(EXERCISE REQUIREMENTS) Using the listing below, select the lines with the word "name" and copy them.

Start of SOURCE RECORDS

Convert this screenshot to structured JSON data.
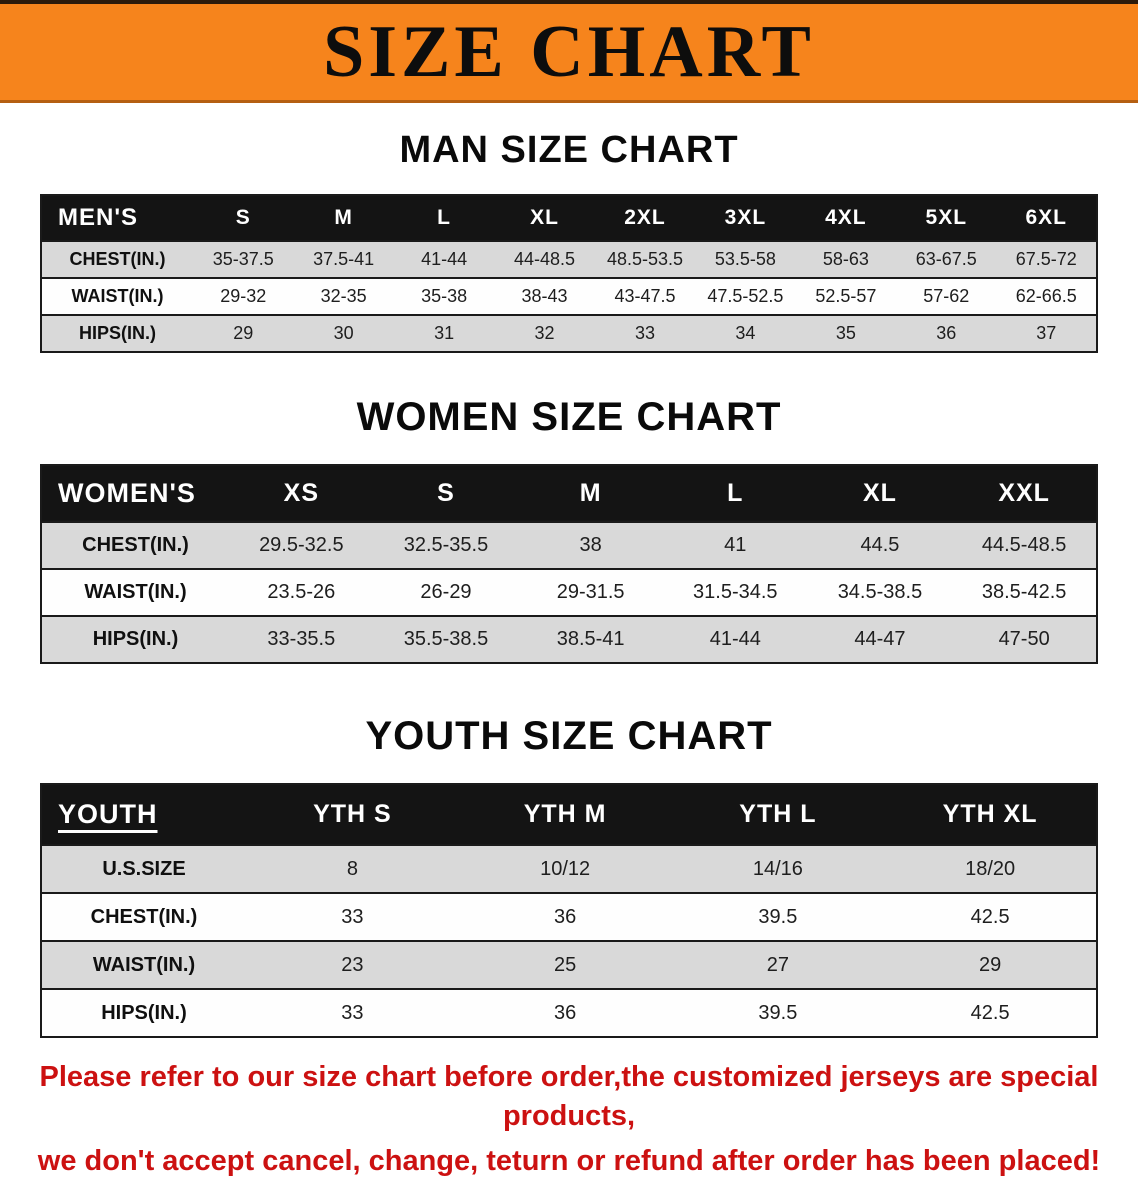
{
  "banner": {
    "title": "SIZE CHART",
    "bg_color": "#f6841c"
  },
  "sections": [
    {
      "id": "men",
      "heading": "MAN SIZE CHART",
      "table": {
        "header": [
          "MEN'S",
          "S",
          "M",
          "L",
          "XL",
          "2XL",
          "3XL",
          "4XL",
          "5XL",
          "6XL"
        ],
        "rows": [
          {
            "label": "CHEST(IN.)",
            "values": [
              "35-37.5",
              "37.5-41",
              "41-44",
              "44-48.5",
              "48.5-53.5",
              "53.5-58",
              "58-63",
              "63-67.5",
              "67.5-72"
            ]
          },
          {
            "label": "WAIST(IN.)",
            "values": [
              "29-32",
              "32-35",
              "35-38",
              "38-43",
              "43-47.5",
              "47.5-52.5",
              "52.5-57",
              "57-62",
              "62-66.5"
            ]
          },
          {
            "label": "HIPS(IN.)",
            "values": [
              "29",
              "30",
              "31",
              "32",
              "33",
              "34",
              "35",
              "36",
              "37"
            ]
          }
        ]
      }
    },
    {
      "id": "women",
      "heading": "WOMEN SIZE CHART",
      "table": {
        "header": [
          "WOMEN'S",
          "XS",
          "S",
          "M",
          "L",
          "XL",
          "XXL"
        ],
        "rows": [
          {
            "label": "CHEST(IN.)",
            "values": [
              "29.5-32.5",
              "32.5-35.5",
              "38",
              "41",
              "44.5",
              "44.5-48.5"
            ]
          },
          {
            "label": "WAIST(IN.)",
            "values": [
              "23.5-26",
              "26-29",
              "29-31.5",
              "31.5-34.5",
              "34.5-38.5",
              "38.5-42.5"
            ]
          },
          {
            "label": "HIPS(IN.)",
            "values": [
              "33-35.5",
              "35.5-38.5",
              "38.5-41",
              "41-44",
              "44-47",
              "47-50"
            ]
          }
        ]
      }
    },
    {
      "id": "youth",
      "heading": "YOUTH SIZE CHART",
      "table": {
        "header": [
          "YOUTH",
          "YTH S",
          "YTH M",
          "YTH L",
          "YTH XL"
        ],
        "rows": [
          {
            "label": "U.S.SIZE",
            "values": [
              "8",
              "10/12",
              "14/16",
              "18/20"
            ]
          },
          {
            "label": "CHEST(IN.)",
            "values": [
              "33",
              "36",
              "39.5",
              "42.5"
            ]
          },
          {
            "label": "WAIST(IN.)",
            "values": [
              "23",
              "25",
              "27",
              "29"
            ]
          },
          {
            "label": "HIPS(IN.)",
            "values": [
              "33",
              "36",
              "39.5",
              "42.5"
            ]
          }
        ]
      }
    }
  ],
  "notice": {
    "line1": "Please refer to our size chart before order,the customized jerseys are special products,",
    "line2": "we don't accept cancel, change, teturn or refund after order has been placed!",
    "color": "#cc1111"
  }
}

End of SOURCE RECORDS
Start of SOURCE RECORDS

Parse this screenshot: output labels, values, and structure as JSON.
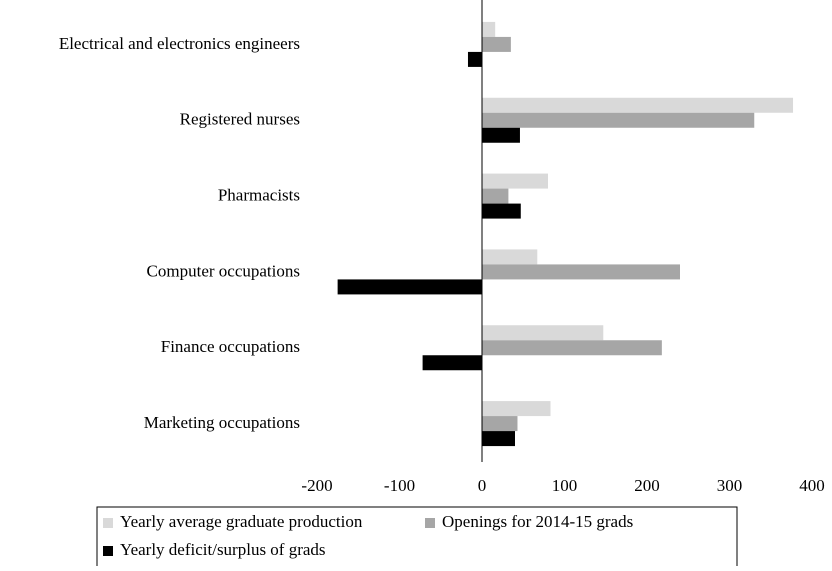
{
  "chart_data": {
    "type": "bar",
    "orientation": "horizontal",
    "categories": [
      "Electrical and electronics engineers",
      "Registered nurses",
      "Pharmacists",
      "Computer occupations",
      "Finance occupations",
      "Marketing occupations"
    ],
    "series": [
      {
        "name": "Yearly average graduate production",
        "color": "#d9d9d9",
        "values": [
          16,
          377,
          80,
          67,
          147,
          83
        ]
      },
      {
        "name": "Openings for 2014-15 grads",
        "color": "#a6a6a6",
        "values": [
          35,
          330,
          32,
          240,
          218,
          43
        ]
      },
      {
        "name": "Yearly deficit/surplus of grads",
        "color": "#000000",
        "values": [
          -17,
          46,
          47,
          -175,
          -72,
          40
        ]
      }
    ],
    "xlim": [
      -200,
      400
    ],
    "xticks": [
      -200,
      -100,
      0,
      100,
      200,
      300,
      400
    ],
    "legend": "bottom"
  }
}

End of SOURCE RECORDS

(OUTPUT OF THE EXERCISE)
        "name": "Yearly average graduate production",
        "name": "Openings for 2014-15 grads",
        "name": "Yearly deficit/surplus of grads",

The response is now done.